Nothing but a number belongs in the answer: the count of lines below that contain the word "heading".

(Beginning of Supplied information)

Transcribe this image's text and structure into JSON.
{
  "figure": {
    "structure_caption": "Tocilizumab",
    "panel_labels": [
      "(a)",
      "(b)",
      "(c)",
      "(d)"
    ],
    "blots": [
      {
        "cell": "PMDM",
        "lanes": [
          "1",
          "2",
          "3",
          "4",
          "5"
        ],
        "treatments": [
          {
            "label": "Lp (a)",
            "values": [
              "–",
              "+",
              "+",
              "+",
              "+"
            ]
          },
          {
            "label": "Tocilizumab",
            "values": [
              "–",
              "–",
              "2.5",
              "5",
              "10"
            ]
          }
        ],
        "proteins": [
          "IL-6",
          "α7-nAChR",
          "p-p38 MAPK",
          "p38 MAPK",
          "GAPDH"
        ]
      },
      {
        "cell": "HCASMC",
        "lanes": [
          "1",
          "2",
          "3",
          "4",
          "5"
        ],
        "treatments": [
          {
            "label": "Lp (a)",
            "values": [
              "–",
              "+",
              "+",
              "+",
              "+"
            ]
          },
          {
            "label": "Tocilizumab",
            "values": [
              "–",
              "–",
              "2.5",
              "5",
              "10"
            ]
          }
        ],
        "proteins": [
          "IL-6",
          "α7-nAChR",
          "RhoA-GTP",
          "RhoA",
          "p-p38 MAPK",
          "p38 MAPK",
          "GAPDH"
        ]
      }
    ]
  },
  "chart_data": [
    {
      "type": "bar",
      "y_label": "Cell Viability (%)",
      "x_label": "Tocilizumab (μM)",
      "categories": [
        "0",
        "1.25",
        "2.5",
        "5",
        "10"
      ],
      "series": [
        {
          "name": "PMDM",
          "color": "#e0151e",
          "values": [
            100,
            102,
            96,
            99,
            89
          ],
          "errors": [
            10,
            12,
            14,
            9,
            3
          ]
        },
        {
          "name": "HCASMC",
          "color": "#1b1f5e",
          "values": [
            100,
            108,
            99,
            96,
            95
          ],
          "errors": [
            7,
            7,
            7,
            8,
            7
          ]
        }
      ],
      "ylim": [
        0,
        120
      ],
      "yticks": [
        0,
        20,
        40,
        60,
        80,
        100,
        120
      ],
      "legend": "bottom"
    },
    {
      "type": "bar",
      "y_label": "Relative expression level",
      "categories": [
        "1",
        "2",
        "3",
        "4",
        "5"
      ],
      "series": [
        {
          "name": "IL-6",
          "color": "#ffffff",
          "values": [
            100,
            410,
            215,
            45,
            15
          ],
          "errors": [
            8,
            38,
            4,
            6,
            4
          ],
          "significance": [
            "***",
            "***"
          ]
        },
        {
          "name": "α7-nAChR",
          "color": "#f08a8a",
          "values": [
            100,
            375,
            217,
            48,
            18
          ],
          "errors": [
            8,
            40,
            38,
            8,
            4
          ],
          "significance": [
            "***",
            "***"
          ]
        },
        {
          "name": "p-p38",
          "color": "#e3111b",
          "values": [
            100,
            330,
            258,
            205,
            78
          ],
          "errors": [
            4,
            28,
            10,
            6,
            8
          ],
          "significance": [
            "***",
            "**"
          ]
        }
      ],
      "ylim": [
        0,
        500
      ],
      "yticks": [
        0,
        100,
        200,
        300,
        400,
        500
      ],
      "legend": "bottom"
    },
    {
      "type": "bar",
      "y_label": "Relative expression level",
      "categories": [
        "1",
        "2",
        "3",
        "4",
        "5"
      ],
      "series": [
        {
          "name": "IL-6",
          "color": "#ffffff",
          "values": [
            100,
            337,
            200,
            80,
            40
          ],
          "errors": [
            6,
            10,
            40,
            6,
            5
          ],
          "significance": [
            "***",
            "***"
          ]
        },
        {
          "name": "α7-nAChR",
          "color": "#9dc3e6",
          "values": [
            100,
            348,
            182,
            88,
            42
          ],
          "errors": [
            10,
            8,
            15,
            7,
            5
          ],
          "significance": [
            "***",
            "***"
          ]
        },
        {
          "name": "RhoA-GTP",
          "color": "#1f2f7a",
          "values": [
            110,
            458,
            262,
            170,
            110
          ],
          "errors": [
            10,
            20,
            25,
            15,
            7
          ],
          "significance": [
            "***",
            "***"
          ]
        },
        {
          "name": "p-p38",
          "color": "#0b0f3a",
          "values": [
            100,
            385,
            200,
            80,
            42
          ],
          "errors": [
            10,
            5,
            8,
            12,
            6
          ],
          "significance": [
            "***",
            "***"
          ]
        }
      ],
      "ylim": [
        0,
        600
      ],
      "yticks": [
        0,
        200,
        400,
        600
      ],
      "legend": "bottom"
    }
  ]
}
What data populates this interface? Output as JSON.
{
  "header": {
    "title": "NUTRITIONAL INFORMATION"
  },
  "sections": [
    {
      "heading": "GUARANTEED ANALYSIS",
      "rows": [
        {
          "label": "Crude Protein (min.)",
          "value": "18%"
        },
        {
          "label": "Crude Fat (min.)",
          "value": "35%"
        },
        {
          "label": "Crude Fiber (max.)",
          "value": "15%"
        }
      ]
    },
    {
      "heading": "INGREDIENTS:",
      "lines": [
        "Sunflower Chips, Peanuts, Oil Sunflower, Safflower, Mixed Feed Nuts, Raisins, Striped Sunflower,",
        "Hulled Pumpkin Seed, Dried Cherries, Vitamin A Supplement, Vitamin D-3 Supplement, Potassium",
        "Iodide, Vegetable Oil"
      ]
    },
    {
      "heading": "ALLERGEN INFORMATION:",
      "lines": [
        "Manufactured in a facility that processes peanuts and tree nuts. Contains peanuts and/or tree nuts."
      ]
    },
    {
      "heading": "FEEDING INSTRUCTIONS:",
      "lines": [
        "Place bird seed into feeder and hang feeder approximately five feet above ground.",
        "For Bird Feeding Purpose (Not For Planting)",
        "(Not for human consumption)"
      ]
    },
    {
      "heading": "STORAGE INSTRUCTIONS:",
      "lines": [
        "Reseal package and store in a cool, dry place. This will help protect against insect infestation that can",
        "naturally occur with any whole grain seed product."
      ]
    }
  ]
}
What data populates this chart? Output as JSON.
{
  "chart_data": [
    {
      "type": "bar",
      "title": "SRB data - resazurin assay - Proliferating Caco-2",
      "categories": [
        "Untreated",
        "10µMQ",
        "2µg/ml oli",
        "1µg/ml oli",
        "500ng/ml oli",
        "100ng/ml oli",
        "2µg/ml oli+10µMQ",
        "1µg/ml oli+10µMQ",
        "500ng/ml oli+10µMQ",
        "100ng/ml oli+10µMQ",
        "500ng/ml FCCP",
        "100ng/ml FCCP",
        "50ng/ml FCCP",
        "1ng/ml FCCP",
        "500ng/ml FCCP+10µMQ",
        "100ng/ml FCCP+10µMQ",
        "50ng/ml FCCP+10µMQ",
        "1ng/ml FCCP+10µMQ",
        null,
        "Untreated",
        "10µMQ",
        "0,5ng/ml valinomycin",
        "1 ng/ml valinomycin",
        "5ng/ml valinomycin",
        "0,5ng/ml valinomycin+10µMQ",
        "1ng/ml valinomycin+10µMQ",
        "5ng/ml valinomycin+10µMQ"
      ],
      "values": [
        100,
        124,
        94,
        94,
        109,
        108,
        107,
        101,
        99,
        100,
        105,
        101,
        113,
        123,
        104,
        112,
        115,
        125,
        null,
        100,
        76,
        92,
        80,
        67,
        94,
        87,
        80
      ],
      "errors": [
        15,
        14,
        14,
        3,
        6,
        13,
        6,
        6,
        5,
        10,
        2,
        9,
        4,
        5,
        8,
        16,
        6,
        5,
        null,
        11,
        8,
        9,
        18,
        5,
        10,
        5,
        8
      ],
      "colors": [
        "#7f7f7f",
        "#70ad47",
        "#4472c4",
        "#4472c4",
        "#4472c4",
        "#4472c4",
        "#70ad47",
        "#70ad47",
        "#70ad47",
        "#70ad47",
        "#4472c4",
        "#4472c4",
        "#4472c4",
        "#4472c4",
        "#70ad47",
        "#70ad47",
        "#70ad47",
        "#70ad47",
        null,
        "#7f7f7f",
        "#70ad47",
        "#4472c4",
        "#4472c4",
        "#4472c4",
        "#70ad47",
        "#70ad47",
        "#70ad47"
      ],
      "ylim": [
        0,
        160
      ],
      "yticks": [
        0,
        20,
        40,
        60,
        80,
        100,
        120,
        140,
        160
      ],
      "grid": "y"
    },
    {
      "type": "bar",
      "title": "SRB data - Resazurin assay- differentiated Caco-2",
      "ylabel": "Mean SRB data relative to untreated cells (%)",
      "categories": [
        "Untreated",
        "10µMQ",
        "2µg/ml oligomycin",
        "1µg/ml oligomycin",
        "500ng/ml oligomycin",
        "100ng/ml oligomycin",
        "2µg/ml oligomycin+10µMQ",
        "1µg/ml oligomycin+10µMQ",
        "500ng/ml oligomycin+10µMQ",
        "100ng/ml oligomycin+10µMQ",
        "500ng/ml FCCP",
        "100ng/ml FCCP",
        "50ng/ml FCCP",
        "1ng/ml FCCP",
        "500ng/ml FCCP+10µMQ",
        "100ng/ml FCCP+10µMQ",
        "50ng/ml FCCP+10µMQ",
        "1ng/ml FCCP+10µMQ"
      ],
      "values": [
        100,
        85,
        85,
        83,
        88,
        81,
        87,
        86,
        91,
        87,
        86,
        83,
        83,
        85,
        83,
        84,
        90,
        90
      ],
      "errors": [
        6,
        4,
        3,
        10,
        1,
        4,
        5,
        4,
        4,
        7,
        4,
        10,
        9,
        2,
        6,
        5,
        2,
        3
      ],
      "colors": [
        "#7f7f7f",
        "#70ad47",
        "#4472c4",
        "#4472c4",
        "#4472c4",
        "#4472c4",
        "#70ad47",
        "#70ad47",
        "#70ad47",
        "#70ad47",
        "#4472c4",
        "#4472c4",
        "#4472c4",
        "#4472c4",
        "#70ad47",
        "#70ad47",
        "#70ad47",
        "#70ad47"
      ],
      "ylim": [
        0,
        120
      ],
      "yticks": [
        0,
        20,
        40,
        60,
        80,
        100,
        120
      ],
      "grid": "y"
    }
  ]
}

(End of Supplied information)

● **Result for this task**
5